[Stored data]
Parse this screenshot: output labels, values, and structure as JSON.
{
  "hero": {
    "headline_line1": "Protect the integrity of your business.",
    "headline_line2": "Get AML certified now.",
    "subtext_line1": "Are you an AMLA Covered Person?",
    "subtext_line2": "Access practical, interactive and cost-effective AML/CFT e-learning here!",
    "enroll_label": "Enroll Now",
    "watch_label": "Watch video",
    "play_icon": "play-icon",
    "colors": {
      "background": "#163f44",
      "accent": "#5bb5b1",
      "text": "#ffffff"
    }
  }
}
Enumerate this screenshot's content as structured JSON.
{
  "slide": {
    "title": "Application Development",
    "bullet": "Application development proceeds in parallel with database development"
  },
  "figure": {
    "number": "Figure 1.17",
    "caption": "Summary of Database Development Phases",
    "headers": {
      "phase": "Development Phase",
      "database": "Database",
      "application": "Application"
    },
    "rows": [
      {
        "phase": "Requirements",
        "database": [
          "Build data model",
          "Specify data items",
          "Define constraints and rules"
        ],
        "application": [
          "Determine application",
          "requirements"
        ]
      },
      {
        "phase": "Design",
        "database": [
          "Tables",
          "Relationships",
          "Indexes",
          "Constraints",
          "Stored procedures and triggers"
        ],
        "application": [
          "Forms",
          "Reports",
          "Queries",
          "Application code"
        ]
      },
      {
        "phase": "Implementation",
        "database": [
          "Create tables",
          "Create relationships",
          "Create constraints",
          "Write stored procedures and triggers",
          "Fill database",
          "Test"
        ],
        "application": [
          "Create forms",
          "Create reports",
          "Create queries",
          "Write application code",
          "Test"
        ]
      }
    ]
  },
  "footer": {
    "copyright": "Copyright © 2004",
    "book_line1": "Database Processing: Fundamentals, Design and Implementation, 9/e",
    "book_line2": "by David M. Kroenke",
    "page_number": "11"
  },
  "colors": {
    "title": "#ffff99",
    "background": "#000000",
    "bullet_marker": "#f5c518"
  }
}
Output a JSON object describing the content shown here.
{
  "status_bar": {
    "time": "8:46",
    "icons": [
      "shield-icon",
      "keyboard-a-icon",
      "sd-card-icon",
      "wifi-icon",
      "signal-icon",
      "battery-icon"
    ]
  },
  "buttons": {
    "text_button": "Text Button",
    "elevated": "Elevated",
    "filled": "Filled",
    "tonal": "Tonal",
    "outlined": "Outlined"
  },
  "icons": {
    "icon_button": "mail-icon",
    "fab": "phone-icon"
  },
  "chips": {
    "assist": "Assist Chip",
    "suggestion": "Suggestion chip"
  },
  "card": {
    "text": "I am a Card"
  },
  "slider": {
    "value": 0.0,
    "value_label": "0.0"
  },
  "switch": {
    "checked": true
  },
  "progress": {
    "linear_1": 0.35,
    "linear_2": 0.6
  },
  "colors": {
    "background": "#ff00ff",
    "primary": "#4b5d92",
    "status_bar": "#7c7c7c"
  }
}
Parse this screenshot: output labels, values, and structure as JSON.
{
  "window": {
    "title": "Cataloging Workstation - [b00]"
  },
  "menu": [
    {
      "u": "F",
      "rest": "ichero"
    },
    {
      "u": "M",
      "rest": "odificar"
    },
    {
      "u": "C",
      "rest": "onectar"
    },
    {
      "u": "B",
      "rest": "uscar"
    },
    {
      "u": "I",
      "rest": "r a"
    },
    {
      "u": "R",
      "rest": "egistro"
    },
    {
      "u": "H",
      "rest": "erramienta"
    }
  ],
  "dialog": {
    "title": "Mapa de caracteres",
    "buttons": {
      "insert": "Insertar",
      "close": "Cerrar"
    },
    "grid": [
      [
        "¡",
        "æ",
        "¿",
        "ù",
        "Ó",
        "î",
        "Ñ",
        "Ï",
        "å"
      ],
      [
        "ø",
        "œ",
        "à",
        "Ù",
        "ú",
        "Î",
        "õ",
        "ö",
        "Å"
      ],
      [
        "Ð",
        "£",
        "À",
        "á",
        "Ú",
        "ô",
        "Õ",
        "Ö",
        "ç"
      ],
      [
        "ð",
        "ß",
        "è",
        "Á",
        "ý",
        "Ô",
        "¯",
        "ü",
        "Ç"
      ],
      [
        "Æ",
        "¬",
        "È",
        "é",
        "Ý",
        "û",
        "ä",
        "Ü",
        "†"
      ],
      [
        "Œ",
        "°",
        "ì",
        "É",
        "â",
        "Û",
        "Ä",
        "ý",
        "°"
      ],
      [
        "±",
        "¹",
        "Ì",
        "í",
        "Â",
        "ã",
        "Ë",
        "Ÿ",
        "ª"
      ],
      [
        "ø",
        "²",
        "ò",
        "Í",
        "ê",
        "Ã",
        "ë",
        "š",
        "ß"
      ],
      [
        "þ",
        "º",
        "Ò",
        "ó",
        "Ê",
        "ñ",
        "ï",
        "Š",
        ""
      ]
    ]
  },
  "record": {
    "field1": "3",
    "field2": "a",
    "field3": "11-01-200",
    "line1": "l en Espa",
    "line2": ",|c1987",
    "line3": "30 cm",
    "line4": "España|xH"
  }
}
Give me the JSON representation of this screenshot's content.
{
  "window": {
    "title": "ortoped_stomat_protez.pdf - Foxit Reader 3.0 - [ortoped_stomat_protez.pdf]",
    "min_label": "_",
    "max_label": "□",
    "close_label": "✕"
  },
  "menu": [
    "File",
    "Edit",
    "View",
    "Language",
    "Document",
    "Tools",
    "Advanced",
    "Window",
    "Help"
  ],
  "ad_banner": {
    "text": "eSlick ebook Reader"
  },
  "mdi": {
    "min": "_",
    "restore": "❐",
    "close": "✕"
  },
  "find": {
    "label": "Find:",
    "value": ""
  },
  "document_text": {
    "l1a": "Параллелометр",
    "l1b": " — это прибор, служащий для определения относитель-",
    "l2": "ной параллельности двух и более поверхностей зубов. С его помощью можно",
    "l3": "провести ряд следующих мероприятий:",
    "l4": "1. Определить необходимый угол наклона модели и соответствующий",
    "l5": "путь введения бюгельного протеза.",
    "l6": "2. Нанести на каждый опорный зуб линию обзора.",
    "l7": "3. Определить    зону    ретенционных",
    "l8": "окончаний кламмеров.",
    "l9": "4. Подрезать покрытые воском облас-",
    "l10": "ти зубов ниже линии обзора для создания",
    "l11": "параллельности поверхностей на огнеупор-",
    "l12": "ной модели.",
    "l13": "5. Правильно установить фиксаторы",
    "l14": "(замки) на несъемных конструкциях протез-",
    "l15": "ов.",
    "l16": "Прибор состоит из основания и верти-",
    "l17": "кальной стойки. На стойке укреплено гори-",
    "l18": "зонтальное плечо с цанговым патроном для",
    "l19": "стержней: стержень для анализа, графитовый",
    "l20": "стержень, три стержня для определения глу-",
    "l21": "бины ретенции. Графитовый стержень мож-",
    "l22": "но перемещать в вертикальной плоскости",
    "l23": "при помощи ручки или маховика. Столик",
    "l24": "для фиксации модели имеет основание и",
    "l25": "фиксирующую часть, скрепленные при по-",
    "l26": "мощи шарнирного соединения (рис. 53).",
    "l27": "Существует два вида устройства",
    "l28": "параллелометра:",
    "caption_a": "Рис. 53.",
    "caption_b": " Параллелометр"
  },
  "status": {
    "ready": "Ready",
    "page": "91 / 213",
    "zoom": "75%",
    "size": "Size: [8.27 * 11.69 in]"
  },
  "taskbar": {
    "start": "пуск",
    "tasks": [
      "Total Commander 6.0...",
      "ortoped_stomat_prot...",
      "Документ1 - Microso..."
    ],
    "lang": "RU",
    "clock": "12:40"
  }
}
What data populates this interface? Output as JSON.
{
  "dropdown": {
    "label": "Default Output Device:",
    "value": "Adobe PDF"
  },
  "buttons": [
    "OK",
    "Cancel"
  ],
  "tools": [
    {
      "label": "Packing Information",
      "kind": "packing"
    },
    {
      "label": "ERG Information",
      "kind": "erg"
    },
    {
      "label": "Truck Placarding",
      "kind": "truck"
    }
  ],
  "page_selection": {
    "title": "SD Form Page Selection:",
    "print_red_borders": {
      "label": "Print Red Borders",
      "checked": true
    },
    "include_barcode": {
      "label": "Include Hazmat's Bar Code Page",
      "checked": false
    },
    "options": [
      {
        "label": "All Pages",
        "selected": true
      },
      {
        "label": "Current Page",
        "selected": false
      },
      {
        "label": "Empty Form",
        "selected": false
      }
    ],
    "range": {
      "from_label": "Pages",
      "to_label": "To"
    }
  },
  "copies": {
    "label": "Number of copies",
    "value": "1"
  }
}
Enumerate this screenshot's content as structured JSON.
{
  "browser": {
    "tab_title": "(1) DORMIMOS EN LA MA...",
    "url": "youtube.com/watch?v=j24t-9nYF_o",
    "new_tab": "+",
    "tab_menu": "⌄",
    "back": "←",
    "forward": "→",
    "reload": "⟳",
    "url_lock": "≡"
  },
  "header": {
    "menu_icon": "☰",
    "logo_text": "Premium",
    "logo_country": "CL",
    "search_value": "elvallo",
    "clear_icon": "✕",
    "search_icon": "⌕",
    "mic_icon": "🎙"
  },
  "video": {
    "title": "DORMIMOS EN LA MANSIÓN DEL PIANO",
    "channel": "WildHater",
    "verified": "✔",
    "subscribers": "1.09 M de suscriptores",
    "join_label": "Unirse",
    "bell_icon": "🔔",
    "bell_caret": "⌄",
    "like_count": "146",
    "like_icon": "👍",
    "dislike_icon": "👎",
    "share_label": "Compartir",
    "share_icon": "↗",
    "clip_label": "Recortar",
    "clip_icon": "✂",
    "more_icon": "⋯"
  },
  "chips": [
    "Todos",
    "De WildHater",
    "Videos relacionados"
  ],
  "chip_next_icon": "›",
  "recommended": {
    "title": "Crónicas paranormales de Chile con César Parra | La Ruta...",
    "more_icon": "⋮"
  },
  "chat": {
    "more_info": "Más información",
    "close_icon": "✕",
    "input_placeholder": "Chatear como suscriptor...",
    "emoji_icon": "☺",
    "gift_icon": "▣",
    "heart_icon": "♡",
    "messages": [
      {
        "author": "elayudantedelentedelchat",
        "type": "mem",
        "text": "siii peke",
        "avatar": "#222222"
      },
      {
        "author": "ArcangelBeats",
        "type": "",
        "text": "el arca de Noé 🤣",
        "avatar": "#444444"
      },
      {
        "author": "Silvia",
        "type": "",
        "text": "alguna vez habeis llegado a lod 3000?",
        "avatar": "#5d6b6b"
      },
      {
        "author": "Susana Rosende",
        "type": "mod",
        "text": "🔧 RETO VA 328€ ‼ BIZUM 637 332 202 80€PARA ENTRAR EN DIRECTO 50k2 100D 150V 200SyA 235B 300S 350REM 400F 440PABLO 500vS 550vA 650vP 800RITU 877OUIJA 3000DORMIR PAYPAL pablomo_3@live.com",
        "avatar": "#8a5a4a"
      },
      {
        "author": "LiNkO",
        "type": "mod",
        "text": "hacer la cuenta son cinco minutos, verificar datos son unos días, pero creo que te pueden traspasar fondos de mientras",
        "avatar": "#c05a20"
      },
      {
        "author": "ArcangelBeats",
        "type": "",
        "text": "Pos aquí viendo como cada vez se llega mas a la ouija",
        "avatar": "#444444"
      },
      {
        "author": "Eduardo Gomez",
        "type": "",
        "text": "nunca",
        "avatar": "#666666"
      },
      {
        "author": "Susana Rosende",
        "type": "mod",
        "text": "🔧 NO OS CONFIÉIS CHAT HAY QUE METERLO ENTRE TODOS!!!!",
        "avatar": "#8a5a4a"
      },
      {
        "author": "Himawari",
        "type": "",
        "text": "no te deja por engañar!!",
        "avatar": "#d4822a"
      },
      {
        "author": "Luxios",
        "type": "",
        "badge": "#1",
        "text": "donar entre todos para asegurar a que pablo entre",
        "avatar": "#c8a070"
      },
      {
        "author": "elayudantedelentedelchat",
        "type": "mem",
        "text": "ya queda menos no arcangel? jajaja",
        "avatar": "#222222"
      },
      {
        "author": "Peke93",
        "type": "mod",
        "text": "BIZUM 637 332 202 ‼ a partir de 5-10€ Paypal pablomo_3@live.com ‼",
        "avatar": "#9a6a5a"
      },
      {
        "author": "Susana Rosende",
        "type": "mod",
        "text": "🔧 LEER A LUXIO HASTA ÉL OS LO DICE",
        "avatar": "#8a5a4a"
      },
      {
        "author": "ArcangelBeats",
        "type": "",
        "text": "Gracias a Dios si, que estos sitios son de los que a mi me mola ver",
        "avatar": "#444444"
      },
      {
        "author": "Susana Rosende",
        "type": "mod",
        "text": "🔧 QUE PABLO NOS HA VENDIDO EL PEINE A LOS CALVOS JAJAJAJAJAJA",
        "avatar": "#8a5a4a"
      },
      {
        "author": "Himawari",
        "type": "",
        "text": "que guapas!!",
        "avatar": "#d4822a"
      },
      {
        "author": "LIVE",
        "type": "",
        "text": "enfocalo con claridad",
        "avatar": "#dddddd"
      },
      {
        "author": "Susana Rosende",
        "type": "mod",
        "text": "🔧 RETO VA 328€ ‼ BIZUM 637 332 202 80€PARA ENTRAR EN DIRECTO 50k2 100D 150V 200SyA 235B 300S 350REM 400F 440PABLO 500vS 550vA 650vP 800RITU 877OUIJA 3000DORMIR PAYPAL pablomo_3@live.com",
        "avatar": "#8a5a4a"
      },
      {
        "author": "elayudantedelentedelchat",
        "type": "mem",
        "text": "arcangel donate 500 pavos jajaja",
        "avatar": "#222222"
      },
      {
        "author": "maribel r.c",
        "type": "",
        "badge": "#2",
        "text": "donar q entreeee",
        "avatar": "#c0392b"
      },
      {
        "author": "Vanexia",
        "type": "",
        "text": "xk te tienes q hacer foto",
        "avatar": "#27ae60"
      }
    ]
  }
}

EXERCISE DETAILS
Locate the string "checked" in the listing above and copy every line where it occurs.

OUTPUT FOR THIS EXERCISE
    "checked": true
      "checked": true
      "checked": false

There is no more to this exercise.